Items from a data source
........

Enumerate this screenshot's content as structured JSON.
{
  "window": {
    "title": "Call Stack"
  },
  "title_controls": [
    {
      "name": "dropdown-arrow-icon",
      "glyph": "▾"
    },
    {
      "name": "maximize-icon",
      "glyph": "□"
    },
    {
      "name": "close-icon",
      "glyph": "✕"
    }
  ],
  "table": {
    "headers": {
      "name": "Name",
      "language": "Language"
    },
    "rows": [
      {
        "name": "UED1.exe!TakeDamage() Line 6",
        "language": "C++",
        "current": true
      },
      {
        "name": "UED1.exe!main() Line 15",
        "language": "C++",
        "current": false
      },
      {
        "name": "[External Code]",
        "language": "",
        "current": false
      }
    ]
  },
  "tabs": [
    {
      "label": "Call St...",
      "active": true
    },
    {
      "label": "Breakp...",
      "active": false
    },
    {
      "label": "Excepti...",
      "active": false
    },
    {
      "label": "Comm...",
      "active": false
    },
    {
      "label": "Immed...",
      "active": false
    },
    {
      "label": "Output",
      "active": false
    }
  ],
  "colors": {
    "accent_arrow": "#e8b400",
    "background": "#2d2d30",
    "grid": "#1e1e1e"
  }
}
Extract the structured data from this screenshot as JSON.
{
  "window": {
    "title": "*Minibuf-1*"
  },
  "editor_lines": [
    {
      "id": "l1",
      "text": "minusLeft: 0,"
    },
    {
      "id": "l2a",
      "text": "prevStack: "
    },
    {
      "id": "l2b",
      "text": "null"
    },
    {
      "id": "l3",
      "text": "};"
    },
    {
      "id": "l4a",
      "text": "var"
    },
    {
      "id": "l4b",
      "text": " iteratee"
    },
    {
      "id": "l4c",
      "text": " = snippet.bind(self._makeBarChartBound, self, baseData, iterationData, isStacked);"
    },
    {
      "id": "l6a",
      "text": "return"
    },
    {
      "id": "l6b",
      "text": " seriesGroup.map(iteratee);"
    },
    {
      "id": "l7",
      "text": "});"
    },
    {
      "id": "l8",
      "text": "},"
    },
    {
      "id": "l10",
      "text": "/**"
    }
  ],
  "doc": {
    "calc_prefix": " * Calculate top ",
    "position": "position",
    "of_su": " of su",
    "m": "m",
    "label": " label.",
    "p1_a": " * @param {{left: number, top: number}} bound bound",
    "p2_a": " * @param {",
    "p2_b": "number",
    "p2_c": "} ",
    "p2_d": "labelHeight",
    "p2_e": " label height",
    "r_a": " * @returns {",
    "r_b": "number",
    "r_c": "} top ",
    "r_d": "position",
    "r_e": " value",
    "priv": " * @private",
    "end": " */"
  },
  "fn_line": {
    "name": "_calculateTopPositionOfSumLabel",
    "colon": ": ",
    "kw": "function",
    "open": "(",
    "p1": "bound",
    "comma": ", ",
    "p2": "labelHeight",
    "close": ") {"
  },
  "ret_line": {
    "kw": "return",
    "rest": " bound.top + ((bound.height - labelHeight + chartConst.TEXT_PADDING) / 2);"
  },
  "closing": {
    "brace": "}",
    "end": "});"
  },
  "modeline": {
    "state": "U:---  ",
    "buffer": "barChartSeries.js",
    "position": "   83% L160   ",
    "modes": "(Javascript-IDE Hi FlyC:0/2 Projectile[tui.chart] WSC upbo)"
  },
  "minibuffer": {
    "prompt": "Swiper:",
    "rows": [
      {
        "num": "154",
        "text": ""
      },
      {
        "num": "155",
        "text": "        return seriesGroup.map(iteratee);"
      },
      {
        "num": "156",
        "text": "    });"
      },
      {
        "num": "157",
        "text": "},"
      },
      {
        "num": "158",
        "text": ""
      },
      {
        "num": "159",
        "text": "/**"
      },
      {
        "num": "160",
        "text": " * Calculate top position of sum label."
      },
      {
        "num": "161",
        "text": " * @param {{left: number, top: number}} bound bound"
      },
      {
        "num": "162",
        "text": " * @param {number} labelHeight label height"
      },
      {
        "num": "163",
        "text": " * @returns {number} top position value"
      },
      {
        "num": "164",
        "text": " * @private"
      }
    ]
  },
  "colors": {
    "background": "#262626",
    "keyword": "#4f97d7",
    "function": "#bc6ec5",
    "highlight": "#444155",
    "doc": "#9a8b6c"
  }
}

........

_AIM OF THE EXERCISE_
Give an exact repetition of all the material.

_WORKED ANSWER_
Enumerate this screenshot's content as structured JSON.
{
  "window": {
    "title": "Call Stack"
  },
  "title_controls": [
    {
      "name": "dropdown-arrow-icon",
      "glyph": "▾"
    },
    {
      "name": "maximize-icon",
      "glyph": "□"
    },
    {
      "name": "close-icon",
      "glyph": "✕"
    }
  ],
  "table": {
    "headers": {
      "name": "Name",
      "language": "Language"
    },
    "rows": [
      {
        "name": "UED1.exe!TakeDamage() Line 6",
        "language": "C++",
        "current": true
      },
      {
        "name": "UED1.exe!main() Line 15",
        "language": "C++",
        "current": false
      },
      {
        "name": "[External Code]",
        "language": "",
        "current": false
      }
    ]
  },
  "tabs": [
    {
      "label": "Call St...",
      "active": true
    },
    {
      "label": "Breakp...",
      "active": false
    },
    {
      "label": "Excepti...",
      "active": false
    },
    {
      "label": "Comm...",
      "active": false
    },
    {
      "label": "Immed...",
      "active": false
    },
    {
      "label": "Output",
      "active": false
    }
  ],
  "colors": {
    "accent_arrow": "#e8b400",
    "background": "#2d2d30",
    "grid": "#1e1e1e"
  }
}
Extract the structured data from this screenshot as JSON.
{
  "window": {
    "title": "*Minibuf-1*"
  },
  "editor_lines": [
    {
      "id": "l1",
      "text": "minusLeft: 0,"
    },
    {
      "id": "l2a",
      "text": "prevStack: "
    },
    {
      "id": "l2b",
      "text": "null"
    },
    {
      "id": "l3",
      "text": "};"
    },
    {
      "id": "l4a",
      "text": "var"
    },
    {
      "id": "l4b",
      "text": " iteratee"
    },
    {
      "id": "l4c",
      "text": " = snippet.bind(self._makeBarChartBound, self, baseData, iterationData, isStacked);"
    },
    {
      "id": "l6a",
      "text": "return"
    },
    {
      "id": "l6b",
      "text": " seriesGroup.map(iteratee);"
    },
    {
      "id": "l7",
      "text": "});"
    },
    {
      "id": "l8",
      "text": "},"
    },
    {
      "id": "l10",
      "text": "/**"
    }
  ],
  "doc": {
    "calc_prefix": " * Calculate top ",
    "position": "position",
    "of_su": " of su",
    "m": "m",
    "label": " label.",
    "p1_a": " * @param {{left: number, top: number}} bound bound",
    "p2_a": " * @param {",
    "p2_b": "number",
    "p2_c": "} ",
    "p2_d": "labelHeight",
    "p2_e": " label height",
    "r_a": " * @returns {",
    "r_b": "number",
    "r_c": "} top ",
    "r_d": "position",
    "r_e": " value",
    "priv": " * @private",
    "end": " */"
  },
  "fn_line": {
    "name": "_calculateTopPositionOfSumLabel",
    "colon": ": ",
    "kw": "function",
    "open": "(",
    "p1": "bound",
    "comma": ", ",
    "p2": "labelHeight",
    "close": ") {"
  },
  "ret_line": {
    "kw": "return",
    "rest": " bound.top + ((bound.height - labelHeight + chartConst.TEXT_PADDING) / 2);"
  },
  "closing": {
    "brace": "}",
    "end": "});"
  },
  "modeline": {
    "state": "U:---  ",
    "buffer": "barChartSeries.js",
    "position": "   83% L160   ",
    "modes": "(Javascript-IDE Hi FlyC:0/2 Projectile[tui.chart] WSC upbo)"
  },
  "minibuffer": {
    "prompt": "Swiper:",
    "rows": [
      {
        "num": "154",
        "text": ""
      },
      {
        "num": "155",
        "text": "        return seriesGroup.map(iteratee);"
      },
      {
        "num": "156",
        "text": "    });"
      },
      {
        "num": "157",
        "text": "},"
      },
      {
        "num": "158",
        "text": ""
      },
      {
        "num": "159",
        "text": "/**"
      },
      {
        "num": "160",
        "text": " * Calculate top position of sum label."
      },
      {
        "num": "161",
        "text": " * @param {{left: number, top: number}} bound bound"
      },
      {
        "num": "162",
        "text": " * @param {number} labelHeight label height"
      },
      {
        "num": "163",
        "text": " * @returns {number} top position value"
      },
      {
        "num": "164",
        "text": " * @private"
      }
    ]
  },
  "colors": {
    "background": "#262626",
    "keyword": "#4f97d7",
    "function": "#bc6ec5",
    "highlight": "#444155",
    "doc": "#9a8b6c"
  }
}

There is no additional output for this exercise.